Spatial layout data:
---+---

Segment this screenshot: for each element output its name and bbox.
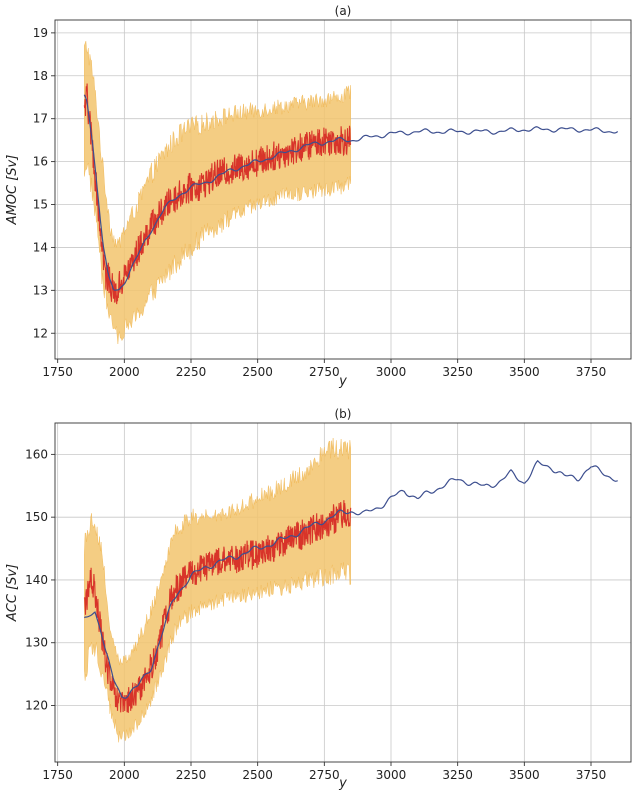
- y-tick-label: 18: [33, 69, 48, 83]
- ensemble-mean-line: [83, 500, 352, 713]
- x-axis-label: y: [338, 374, 347, 389]
- y-tick-label: 130: [25, 636, 48, 650]
- x-tick-label: 2250: [176, 365, 207, 379]
- x-tick-label: 2500: [242, 365, 273, 379]
- x-tick-label: 2500: [242, 768, 273, 782]
- y-tick-label: 140: [25, 573, 48, 587]
- y-axis-label: AMOC [Sv]: [5, 155, 20, 226]
- x-tick-label: 3000: [376, 768, 407, 782]
- y-tick-label: 17: [33, 112, 48, 126]
- x-tick-label: 3500: [509, 365, 540, 379]
- uncertainty-band: [84, 437, 351, 743]
- y-tick-label: 120: [25, 699, 48, 713]
- plot-frame: [54, 19, 632, 360]
- panel-a: 1750 2000 2250 2500 2750 3000 3250 3500 3750 12 13…: [5, 4, 632, 389]
- y-tick-label: 14: [33, 240, 48, 254]
- y-tick-label: 150: [25, 510, 48, 524]
- y-tick-label: 160: [25, 447, 48, 461]
- y-tick-label: 13: [33, 283, 48, 297]
- x-tick-label: 3500: [509, 768, 540, 782]
- y-axis-label: ACC [Sv]: [5, 564, 20, 622]
- x-tick-label: 3750: [576, 365, 607, 379]
- x-tick-label: 3250: [442, 768, 473, 782]
- y-tick-label: 16: [33, 155, 48, 169]
- x-tick-label: 2750: [309, 365, 340, 379]
- x-axis-label: y: [338, 776, 347, 791]
- x-tick-label: 1750: [42, 768, 73, 782]
- y-tick-label: 15: [33, 198, 48, 212]
- x-tick-label: 2250: [176, 768, 207, 782]
- x-tick-label: 2000: [109, 768, 140, 782]
- x-tick-label: 3750: [576, 768, 607, 782]
- ensemble-mean-line: [83, 83, 352, 305]
- smoothed-line: [83, 94, 619, 291]
- uncertainty-band: [84, 40, 351, 345]
- panel-title: (a): [335, 4, 352, 18]
- x-tick-label: 3000: [376, 365, 407, 379]
- x-tick-label: 2750: [309, 768, 340, 782]
- x-tick-label: 2000: [109, 365, 140, 379]
- x-tick-label: 3250: [442, 365, 473, 379]
- y-tick-label: 19: [33, 26, 48, 40]
- panel-b: 1750 2000 2250 2500 2750 3000 3250 3500 3750 120 1…: [5, 407, 632, 791]
- panel-title: (b): [335, 407, 352, 421]
- plot-frame: [54, 422, 632, 763]
- y-tick-label: 12: [33, 326, 48, 340]
- smoothed-line: [84, 459, 618, 699]
- x-tick-label: 1750: [42, 365, 73, 379]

---+---

Duplicate every line of the listing above word for word, omitting the pictures.

== Solution to the exercise ==
Segment this screenshot: for each element output its name and bbox.
- y-tick-label: 18: [33, 69, 48, 83]
- ensemble-mean-line: [83, 500, 352, 713]
- x-axis-label: y: [338, 374, 347, 389]
- y-tick-label: 130: [25, 636, 48, 650]
- x-tick-label: 2250: [176, 365, 207, 379]
- x-tick-label: 2500: [242, 365, 273, 379]
- x-tick-label: 2500: [242, 768, 273, 782]
- y-tick-label: 140: [25, 573, 48, 587]
- y-axis-label: AMOC [Sv]: [5, 155, 20, 226]
- x-tick-label: 3000: [376, 768, 407, 782]
- y-tick-label: 17: [33, 112, 48, 126]
- x-tick-label: 3500: [509, 365, 540, 379]
- uncertainty-band: [84, 437, 351, 743]
- y-tick-label: 120: [25, 699, 48, 713]
- plot-frame: [54, 19, 632, 360]
- panel-a: 1750 2000 2250 2500 2750 3000 3250 3500 3750 12 13…: [5, 4, 632, 389]
- y-tick-label: 14: [33, 240, 48, 254]
- y-tick-label: 150: [25, 510, 48, 524]
- y-tick-label: 160: [25, 447, 48, 461]
- y-tick-label: 13: [33, 283, 48, 297]
- x-tick-label: 3500: [509, 768, 540, 782]
- y-axis-label: ACC [Sv]: [5, 564, 20, 622]
- x-tick-label: 3750: [576, 365, 607, 379]
- x-tick-label: 3250: [442, 768, 473, 782]
- y-tick-label: 16: [33, 155, 48, 169]
- x-tick-label: 2750: [309, 365, 340, 379]
- x-axis-label: y: [338, 776, 347, 791]
- x-tick-label: 1750: [42, 768, 73, 782]
- y-tick-label: 15: [33, 198, 48, 212]
- x-tick-label: 2250: [176, 768, 207, 782]
- x-tick-label: 2000: [109, 768, 140, 782]
- x-tick-label: 3750: [576, 768, 607, 782]
- ensemble-mean-line: [83, 83, 352, 305]
- smoothed-line: [83, 94, 619, 291]
- uncertainty-band: [84, 40, 351, 345]
- panel-title: (a): [335, 4, 352, 18]
- x-tick-label: 3000: [376, 365, 407, 379]
- x-tick-label: 2750: [309, 768, 340, 782]
- x-tick-label: 2000: [109, 365, 140, 379]
- x-tick-label: 3250: [442, 365, 473, 379]
- y-tick-label: 19: [33, 26, 48, 40]
- panel-b: 1750 2000 2250 2500 2750 3000 3250 3500 3750 120 1…: [5, 407, 632, 791]
- panel-title: (b): [335, 407, 352, 421]
- plot-frame: [54, 422, 632, 763]
- y-tick-label: 12: [33, 326, 48, 340]
- smoothed-line: [84, 459, 618, 699]
- x-tick-label: 1750: [42, 365, 73, 379]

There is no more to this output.